Written problem
Answer with a single number: how many lines in the listing below include "kmax"?

┌──

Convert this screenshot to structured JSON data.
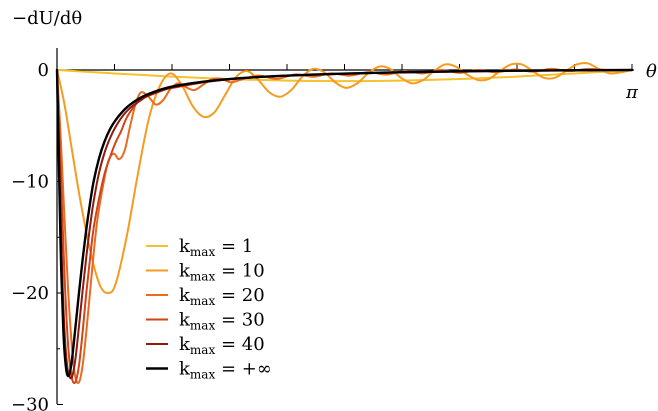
{
  "chart_data": {
    "type": "line",
    "ylabel": "−dU/dθ",
    "xlabel": "θ",
    "x_tick_label": "π",
    "ylim": [
      -30,
      2
    ],
    "xlim": [
      0,
      3.14159
    ],
    "y_ticks": [
      {
        "value": 0,
        "label": "0"
      },
      {
        "value": -10,
        "label": "−10"
      },
      {
        "value": -20,
        "label": "−20"
      },
      {
        "value": -30,
        "label": "−30"
      }
    ],
    "legend_position": "center-left",
    "series": [
      {
        "name": "kmax = 1",
        "label_main": "k",
        "label_sub": "max",
        "label_value": " = 1",
        "color": "#f5c12e",
        "width": 2,
        "x": [
          0,
          0.157,
          0.314,
          0.471,
          0.628,
          0.785,
          0.942,
          1.1,
          1.257,
          1.414,
          1.571,
          1.728,
          1.885,
          2.042,
          2.199,
          2.356,
          2.513,
          2.67,
          2.827,
          2.985,
          3.142
        ],
        "y": [
          0,
          -0.16,
          -0.31,
          -0.45,
          -0.59,
          -0.71,
          -0.81,
          -0.89,
          -0.95,
          -0.99,
          -1.0,
          -0.99,
          -0.95,
          -0.89,
          -0.81,
          -0.71,
          -0.59,
          -0.45,
          -0.31,
          -0.16,
          0
        ]
      },
      {
        "name": "kmax = 10",
        "label_main": "k",
        "label_sub": "max",
        "label_value": " = 10",
        "color": "#f59b21",
        "width": 2,
        "x": [
          0,
          0.04,
          0.08,
          0.12,
          0.16,
          0.2,
          0.24,
          0.28,
          0.32,
          0.38,
          0.44,
          0.5,
          0.56,
          0.62,
          0.68,
          0.74,
          0.8,
          0.86,
          0.92,
          0.98,
          1.04,
          1.1,
          1.16,
          1.22,
          1.28,
          1.34,
          1.4,
          1.46,
          1.52,
          1.58,
          1.64,
          1.7,
          1.76,
          1.82,
          1.88,
          1.94,
          2.0,
          2.06,
          2.12,
          2.18,
          2.24,
          2.3,
          2.36,
          2.42,
          2.48,
          2.54,
          2.6,
          2.66,
          2.72,
          2.78,
          2.84,
          2.9,
          2.96,
          3.02,
          3.08,
          3.142
        ],
        "y": [
          0,
          -3.0,
          -7.0,
          -11.0,
          -14.5,
          -17.5,
          -19.5,
          -20.0,
          -19.2,
          -15.0,
          -9.5,
          -4.5,
          -1.5,
          -0.3,
          -1.3,
          -3.2,
          -4.2,
          -3.8,
          -2.2,
          -0.6,
          -0.1,
          -0.9,
          -2.0,
          -2.4,
          -1.8,
          -0.6,
          0.1,
          -0.2,
          -1.1,
          -1.6,
          -1.2,
          -0.3,
          0.3,
          0.1,
          -0.7,
          -1.2,
          -0.9,
          -0.1,
          0.5,
          0.3,
          -0.4,
          -0.9,
          -0.8,
          -0.1,
          0.5,
          0.5,
          -0.1,
          -0.7,
          -0.7,
          -0.1,
          0.5,
          0.6,
          0.1,
          -0.3,
          -0.2,
          0
        ]
      },
      {
        "name": "kmax = 20",
        "label_main": "k",
        "label_sub": "max",
        "label_value": " = 20",
        "color": "#ea6a1f",
        "width": 2,
        "x": [
          0,
          0.02,
          0.04,
          0.06,
          0.08,
          0.1,
          0.12,
          0.14,
          0.16,
          0.18,
          0.2,
          0.22,
          0.25,
          0.28,
          0.31,
          0.34,
          0.37,
          0.4,
          0.43,
          0.46,
          0.5,
          0.54,
          0.58,
          0.62,
          0.66,
          0.7,
          0.75,
          0.8,
          0.85,
          0.9,
          0.95,
          1.0,
          1.1,
          1.2,
          1.3,
          1.4,
          1.5,
          1.6,
          1.7,
          1.8,
          1.9,
          2.0,
          2.1,
          2.2,
          2.3,
          2.4,
          2.5,
          2.6,
          2.7,
          2.8,
          2.9,
          3.0,
          3.142
        ],
        "y": [
          0,
          -6,
          -13,
          -19.5,
          -24.5,
          -27.5,
          -28.0,
          -26.5,
          -23.5,
          -20.0,
          -16.5,
          -13.5,
          -10.5,
          -8.2,
          -7.5,
          -8.0,
          -7.2,
          -5.0,
          -3.0,
          -2.0,
          -2.4,
          -3.1,
          -2.7,
          -1.7,
          -1.2,
          -1.5,
          -1.8,
          -1.3,
          -0.8,
          -0.8,
          -1.1,
          -0.9,
          -0.5,
          -0.8,
          -0.4,
          -0.6,
          -0.3,
          -0.5,
          -0.2,
          -0.4,
          -0.1,
          -0.3,
          0,
          -0.25,
          0,
          -0.2,
          0.05,
          -0.15,
          0.1,
          -0.1,
          0.1,
          0,
          0
        ]
      },
      {
        "name": "kmax = 30",
        "label_main": "k",
        "label_sub": "max",
        "label_value": " = 30",
        "color": "#d24418",
        "width": 2,
        "x": [
          0,
          0.02,
          0.04,
          0.06,
          0.08,
          0.1,
          0.12,
          0.14,
          0.16,
          0.18,
          0.2,
          0.23,
          0.26,
          0.29,
          0.32,
          0.35,
          0.38,
          0.42,
          0.46,
          0.5,
          0.55,
          0.6,
          0.7,
          0.8,
          0.9,
          1.0,
          1.2,
          1.4,
          1.6,
          1.8,
          2.0,
          2.2,
          2.4,
          2.6,
          2.8,
          3.0,
          3.142
        ],
        "y": [
          0,
          -9,
          -18,
          -24.5,
          -27.5,
          -28.0,
          -26.5,
          -23.5,
          -20.0,
          -17.0,
          -14.2,
          -11.5,
          -9.3,
          -7.8,
          -6.5,
          -5.5,
          -4.3,
          -3.3,
          -2.6,
          -2.3,
          -2.0,
          -1.7,
          -1.4,
          -1.1,
          -0.9,
          -0.75,
          -0.55,
          -0.42,
          -0.32,
          -0.24,
          -0.18,
          -0.13,
          -0.09,
          -0.06,
          -0.03,
          -0.01,
          0
        ]
      },
      {
        "name": "kmax = 40",
        "label_main": "k",
        "label_sub": "max",
        "label_value": " = 40",
        "color": "#8f1a0c",
        "width": 2,
        "x": [
          0,
          0.015,
          0.03,
          0.045,
          0.06,
          0.08,
          0.1,
          0.12,
          0.14,
          0.16,
          0.18,
          0.2,
          0.23,
          0.26,
          0.29,
          0.32,
          0.36,
          0.4,
          0.45,
          0.5,
          0.6,
          0.7,
          0.8,
          0.9,
          1.0,
          1.2,
          1.4,
          1.6,
          1.8,
          2.0,
          2.2,
          2.4,
          2.6,
          2.8,
          3.0,
          3.142
        ],
        "y": [
          0,
          -10,
          -19,
          -24.5,
          -27.0,
          -27.6,
          -26.0,
          -23.0,
          -19.8,
          -16.8,
          -14.1,
          -11.8,
          -9.2,
          -7.4,
          -6.1,
          -5.1,
          -4.1,
          -3.4,
          -2.8,
          -2.3,
          -1.7,
          -1.35,
          -1.1,
          -0.9,
          -0.75,
          -0.55,
          -0.42,
          -0.32,
          -0.24,
          -0.18,
          -0.13,
          -0.09,
          -0.06,
          -0.03,
          -0.01,
          0
        ]
      },
      {
        "name": "kmax = +∞",
        "label_main": "k",
        "label_sub": "max",
        "label_value": " = +∞",
        "color": "#000000",
        "width": 2.4,
        "x": [
          0,
          0.01,
          0.02,
          0.035,
          0.05,
          0.065,
          0.08,
          0.1,
          0.12,
          0.14,
          0.16,
          0.18,
          0.2,
          0.23,
          0.26,
          0.29,
          0.32,
          0.36,
          0.4,
          0.45,
          0.5,
          0.6,
          0.7,
          0.8,
          0.9,
          1.0,
          1.2,
          1.4,
          1.6,
          1.8,
          2.0,
          2.2,
          2.4,
          2.6,
          2.8,
          3.0,
          3.142
        ],
        "y": [
          0,
          -8,
          -16,
          -23.5,
          -26.8,
          -27.4,
          -26.2,
          -23.2,
          -20.0,
          -17.0,
          -14.3,
          -12.0,
          -10.0,
          -7.9,
          -6.4,
          -5.3,
          -4.5,
          -3.7,
          -3.1,
          -2.55,
          -2.15,
          -1.6,
          -1.28,
          -1.05,
          -0.87,
          -0.73,
          -0.54,
          -0.41,
          -0.31,
          -0.23,
          -0.17,
          -0.12,
          -0.08,
          -0.05,
          -0.03,
          -0.01,
          0
        ]
      }
    ]
  }
}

└──

Solution
6